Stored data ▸

## start

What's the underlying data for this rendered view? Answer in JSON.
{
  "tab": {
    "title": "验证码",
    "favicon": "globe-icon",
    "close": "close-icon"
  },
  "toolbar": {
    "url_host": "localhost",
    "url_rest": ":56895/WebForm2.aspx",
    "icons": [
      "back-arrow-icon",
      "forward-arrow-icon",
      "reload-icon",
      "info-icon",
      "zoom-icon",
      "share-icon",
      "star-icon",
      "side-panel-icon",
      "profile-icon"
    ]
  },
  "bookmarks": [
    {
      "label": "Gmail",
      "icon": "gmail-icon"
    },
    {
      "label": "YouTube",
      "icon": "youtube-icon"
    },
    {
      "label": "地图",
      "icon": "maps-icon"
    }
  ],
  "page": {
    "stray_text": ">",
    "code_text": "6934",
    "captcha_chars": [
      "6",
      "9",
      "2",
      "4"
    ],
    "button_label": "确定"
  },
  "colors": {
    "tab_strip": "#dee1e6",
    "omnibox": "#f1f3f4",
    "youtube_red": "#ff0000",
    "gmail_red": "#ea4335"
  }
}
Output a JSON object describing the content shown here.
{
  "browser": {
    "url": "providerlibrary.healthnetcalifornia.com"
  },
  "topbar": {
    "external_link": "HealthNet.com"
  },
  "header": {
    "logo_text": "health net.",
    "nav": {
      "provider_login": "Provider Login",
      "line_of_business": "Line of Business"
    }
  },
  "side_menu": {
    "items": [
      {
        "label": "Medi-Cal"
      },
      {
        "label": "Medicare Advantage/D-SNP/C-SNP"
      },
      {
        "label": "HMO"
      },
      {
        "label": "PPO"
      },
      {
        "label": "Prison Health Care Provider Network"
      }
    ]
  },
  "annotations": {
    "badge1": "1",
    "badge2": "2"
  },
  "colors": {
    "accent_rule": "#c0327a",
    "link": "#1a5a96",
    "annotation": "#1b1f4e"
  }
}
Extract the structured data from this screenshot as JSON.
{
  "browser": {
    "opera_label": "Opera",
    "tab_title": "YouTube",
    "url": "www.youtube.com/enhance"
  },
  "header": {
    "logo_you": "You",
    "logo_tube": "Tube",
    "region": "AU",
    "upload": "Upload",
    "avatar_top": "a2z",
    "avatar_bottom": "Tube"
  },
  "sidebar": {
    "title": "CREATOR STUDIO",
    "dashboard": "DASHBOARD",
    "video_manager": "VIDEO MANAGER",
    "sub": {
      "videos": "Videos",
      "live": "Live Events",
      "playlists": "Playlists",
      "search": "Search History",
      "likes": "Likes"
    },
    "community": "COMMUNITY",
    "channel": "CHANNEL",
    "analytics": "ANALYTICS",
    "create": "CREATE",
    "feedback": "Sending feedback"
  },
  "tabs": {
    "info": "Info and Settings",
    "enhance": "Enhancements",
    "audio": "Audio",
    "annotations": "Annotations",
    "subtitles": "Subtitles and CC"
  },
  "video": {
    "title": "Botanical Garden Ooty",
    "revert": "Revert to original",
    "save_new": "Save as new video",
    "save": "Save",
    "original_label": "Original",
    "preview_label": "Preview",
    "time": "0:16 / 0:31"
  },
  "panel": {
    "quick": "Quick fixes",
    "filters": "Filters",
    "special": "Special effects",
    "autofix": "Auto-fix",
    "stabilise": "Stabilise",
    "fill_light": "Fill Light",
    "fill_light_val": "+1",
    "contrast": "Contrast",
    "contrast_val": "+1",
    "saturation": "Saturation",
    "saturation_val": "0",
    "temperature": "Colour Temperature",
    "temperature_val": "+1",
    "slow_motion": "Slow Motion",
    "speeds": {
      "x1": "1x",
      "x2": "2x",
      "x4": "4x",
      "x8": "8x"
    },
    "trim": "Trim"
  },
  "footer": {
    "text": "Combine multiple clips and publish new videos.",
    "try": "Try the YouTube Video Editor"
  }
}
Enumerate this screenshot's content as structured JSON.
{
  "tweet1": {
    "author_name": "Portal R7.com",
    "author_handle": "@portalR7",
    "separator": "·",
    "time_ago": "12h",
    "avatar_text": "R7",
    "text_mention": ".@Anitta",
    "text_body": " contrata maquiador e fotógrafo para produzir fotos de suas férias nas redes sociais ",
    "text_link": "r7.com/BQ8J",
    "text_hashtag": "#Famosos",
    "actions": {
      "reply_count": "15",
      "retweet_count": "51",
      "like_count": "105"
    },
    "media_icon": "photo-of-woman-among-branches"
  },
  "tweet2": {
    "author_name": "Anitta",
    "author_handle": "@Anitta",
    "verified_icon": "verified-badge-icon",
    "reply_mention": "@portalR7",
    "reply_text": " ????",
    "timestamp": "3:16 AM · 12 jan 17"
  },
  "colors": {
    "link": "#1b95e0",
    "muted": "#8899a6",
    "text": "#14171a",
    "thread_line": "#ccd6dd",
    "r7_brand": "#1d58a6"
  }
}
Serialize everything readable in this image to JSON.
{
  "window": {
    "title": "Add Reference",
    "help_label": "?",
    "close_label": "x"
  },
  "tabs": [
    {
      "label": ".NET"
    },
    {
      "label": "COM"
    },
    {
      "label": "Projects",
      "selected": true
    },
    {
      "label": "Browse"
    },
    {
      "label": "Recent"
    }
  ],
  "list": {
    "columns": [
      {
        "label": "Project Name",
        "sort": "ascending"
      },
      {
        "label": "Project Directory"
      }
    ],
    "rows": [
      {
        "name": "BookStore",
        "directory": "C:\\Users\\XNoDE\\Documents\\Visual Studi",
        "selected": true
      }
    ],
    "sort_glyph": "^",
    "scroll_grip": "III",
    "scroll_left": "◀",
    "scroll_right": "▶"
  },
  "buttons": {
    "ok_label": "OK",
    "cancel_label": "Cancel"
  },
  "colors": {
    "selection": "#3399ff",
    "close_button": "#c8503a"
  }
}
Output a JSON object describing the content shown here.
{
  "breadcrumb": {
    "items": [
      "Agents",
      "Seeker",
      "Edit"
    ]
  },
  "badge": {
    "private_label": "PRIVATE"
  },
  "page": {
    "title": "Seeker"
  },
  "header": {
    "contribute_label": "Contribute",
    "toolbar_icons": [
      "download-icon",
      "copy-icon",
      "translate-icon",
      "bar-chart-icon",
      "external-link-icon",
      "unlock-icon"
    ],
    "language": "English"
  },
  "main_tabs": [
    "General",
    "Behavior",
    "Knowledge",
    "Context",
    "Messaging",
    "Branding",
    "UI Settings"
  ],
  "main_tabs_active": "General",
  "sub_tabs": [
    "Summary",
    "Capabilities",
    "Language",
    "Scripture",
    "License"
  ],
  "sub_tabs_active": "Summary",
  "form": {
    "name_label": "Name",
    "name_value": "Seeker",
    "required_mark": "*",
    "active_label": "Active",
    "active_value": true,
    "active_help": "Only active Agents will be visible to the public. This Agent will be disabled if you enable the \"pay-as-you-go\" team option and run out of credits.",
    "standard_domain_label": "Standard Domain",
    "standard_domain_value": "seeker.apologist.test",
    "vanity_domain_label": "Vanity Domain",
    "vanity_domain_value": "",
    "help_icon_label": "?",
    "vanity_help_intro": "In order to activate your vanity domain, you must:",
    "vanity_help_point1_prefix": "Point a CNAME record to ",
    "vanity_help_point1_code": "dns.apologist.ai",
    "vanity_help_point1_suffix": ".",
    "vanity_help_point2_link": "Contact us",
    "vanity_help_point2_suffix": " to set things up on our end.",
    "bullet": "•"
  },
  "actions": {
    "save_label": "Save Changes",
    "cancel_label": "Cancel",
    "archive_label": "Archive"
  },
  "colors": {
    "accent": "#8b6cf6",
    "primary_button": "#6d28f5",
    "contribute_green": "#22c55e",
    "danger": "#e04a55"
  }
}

## end

Give an exact repetition of all the material.

What's the underlying data for this rendered view? Answer in JSON.
{
  "tab": {
    "title": "验证码",
    "favicon": "globe-icon",
    "close": "close-icon"
  },
  "toolbar": {
    "url_host": "localhost",
    "url_rest": ":56895/WebForm2.aspx",
    "icons": [
      "back-arrow-icon",
      "forward-arrow-icon",
      "reload-icon",
      "info-icon",
      "zoom-icon",
      "share-icon",
      "star-icon",
      "side-panel-icon",
      "profile-icon"
    ]
  },
  "bookmarks": [
    {
      "label": "Gmail",
      "icon": "gmail-icon"
    },
    {
      "label": "YouTube",
      "icon": "youtube-icon"
    },
    {
      "label": "地图",
      "icon": "maps-icon"
    }
  ],
  "page": {
    "stray_text": ">",
    "code_text": "6934",
    "captcha_chars": [
      "6",
      "9",
      "2",
      "4"
    ],
    "button_label": "确定"
  },
  "colors": {
    "tab_strip": "#dee1e6",
    "omnibox": "#f1f3f4",
    "youtube_red": "#ff0000",
    "gmail_red": "#ea4335"
  }
}
Output a JSON object describing the content shown here.
{
  "browser": {
    "url": "providerlibrary.healthnetcalifornia.com"
  },
  "topbar": {
    "external_link": "HealthNet.com"
  },
  "header": {
    "logo_text": "health net.",
    "nav": {
      "provider_login": "Provider Login",
      "line_of_business": "Line of Business"
    }
  },
  "side_menu": {
    "items": [
      {
        "label": "Medi-Cal"
      },
      {
        "label": "Medicare Advantage/D-SNP/C-SNP"
      },
      {
        "label": "HMO"
      },
      {
        "label": "PPO"
      },
      {
        "label": "Prison Health Care Provider Network"
      }
    ]
  },
  "annotations": {
    "badge1": "1",
    "badge2": "2"
  },
  "colors": {
    "accent_rule": "#c0327a",
    "link": "#1a5a96",
    "annotation": "#1b1f4e"
  }
}
Extract the structured data from this screenshot as JSON.
{
  "browser": {
    "opera_label": "Opera",
    "tab_title": "YouTube",
    "url": "www.youtube.com/enhance"
  },
  "header": {
    "logo_you": "You",
    "logo_tube": "Tube",
    "region": "AU",
    "upload": "Upload",
    "avatar_top": "a2z",
    "avatar_bottom": "Tube"
  },
  "sidebar": {
    "title": "CREATOR STUDIO",
    "dashboard": "DASHBOARD",
    "video_manager": "VIDEO MANAGER",
    "sub": {
      "videos": "Videos",
      "live": "Live Events",
      "playlists": "Playlists",
      "search": "Search History",
      "likes": "Likes"
    },
    "community": "COMMUNITY",
    "channel": "CHANNEL",
    "analytics": "ANALYTICS",
    "create": "CREATE",
    "feedback": "Sending feedback"
  },
  "tabs": {
    "info": "Info and Settings",
    "enhance": "Enhancements",
    "audio": "Audio",
    "annotations": "Annotations",
    "subtitles": "Subtitles and CC"
  },
  "video": {
    "title": "Botanical Garden Ooty",
    "revert": "Revert to original",
    "save_new": "Save as new video",
    "save": "Save",
    "original_label": "Original",
    "preview_label": "Preview",
    "time": "0:16 / 0:31"
  },
  "panel": {
    "quick": "Quick fixes",
    "filters": "Filters",
    "special": "Special effects",
    "autofix": "Auto-fix",
    "stabilise": "Stabilise",
    "fill_light": "Fill Light",
    "fill_light_val": "+1",
    "contrast": "Contrast",
    "contrast_val": "+1",
    "saturation": "Saturation",
    "saturation_val": "0",
    "temperature": "Colour Temperature",
    "temperature_val": "+1",
    "slow_motion": "Slow Motion",
    "speeds": {
      "x1": "1x",
      "x2": "2x",
      "x4": "4x",
      "x8": "8x"
    },
    "trim": "Trim"
  },
  "footer": {
    "text": "Combine multiple clips and publish new videos.",
    "try": "Try the YouTube Video Editor"
  }
}
Enumerate this screenshot's content as structured JSON.
{
  "tweet1": {
    "author_name": "Portal R7.com",
    "author_handle": "@portalR7",
    "separator": "·",
    "time_ago": "12h",
    "avatar_text": "R7",
    "text_mention": ".@Anitta",
    "text_body": " contrata maquiador e fotógrafo para produzir fotos de suas férias nas redes sociais ",
    "text_link": "r7.com/BQ8J",
    "text_hashtag": "#Famosos",
    "actions": {
      "reply_count": "15",
      "retweet_count": "51",
      "like_count": "105"
    },
    "media_icon": "photo-of-woman-among-branches"
  },
  "tweet2": {
    "author_name": "Anitta",
    "author_handle": "@Anitta",
    "verified_icon": "verified-badge-icon",
    "reply_mention": "@portalR7",
    "reply_text": " ????",
    "timestamp": "3:16 AM · 12 jan 17"
  },
  "colors": {
    "link": "#1b95e0",
    "muted": "#8899a6",
    "text": "#14171a",
    "thread_line": "#ccd6dd",
    "r7_brand": "#1d58a6"
  }
}
Serialize everything readable in this image to JSON.
{
  "window": {
    "title": "Add Reference",
    "help_label": "?",
    "close_label": "x"
  },
  "tabs": [
    {
      "label": ".NET"
    },
    {
      "label": "COM"
    },
    {
      "label": "Projects",
      "selected": true
    },
    {
      "label": "Browse"
    },
    {
      "label": "Recent"
    }
  ],
  "list": {
    "columns": [
      {
        "label": "Project Name",
        "sort": "ascending"
      },
      {
        "label": "Project Directory"
      }
    ],
    "rows": [
      {
        "name": "BookStore",
        "directory": "C:\\Users\\XNoDE\\Documents\\Visual Studi",
        "selected": true
      }
    ],
    "sort_glyph": "^",
    "scroll_grip": "III",
    "scroll_left": "◀",
    "scroll_right": "▶"
  },
  "buttons": {
    "ok_label": "OK",
    "cancel_label": "Cancel"
  },
  "colors": {
    "selection": "#3399ff",
    "close_button": "#c8503a"
  }
}
Output a JSON object describing the content shown here.
{
  "breadcrumb": {
    "items": [
      "Agents",
      "Seeker",
      "Edit"
    ]
  },
  "badge": {
    "private_label": "PRIVATE"
  },
  "page": {
    "title": "Seeker"
  },
  "header": {
    "contribute_label": "Contribute",
    "toolbar_icons": [
      "download-icon",
      "copy-icon",
      "translate-icon",
      "bar-chart-icon",
      "external-link-icon",
      "unlock-icon"
    ],
    "language": "English"
  },
  "main_tabs": [
    "General",
    "Behavior",
    "Knowledge",
    "Context",
    "Messaging",
    "Branding",
    "UI Settings"
  ],
  "main_tabs_active": "General",
  "sub_tabs": [
    "Summary",
    "Capabilities",
    "Language",
    "Scripture",
    "License"
  ],
  "sub_tabs_active": "Summary",
  "form": {
    "name_label": "Name",
    "name_value": "Seeker",
    "required_mark": "*",
    "active_label": "Active",
    "active_value": true,
    "active_help": "Only active Agents will be visible to the public. This Agent will be disabled if you enable the \"pay-as-you-go\" team option and run out of credits.",
    "standard_domain_label": "Standard Domain",
    "standard_domain_value": "seeker.apologist.test",
    "vanity_domain_label": "Vanity Domain",
    "vanity_domain_value": "",
    "help_icon_label": "?",
    "vanity_help_intro": "In order to activate your vanity domain, you must:",
    "vanity_help_point1_prefix": "Point a CNAME record to ",
    "vanity_help_point1_code": "dns.apologist.ai",
    "vanity_help_point1_suffix": ".",
    "vanity_help_point2_link": "Contact us",
    "vanity_help_point2_suffix": " to set things up on our end.",
    "bullet": "•"
  },
  "actions": {
    "save_label": "Save Changes",
    "cancel_label": "Cancel",
    "archive_label": "Archive"
  },
  "colors": {
    "accent": "#8b6cf6",
    "primary_button": "#6d28f5",
    "contribute_green": "#22c55e",
    "danger": "#e04a55"
  }
}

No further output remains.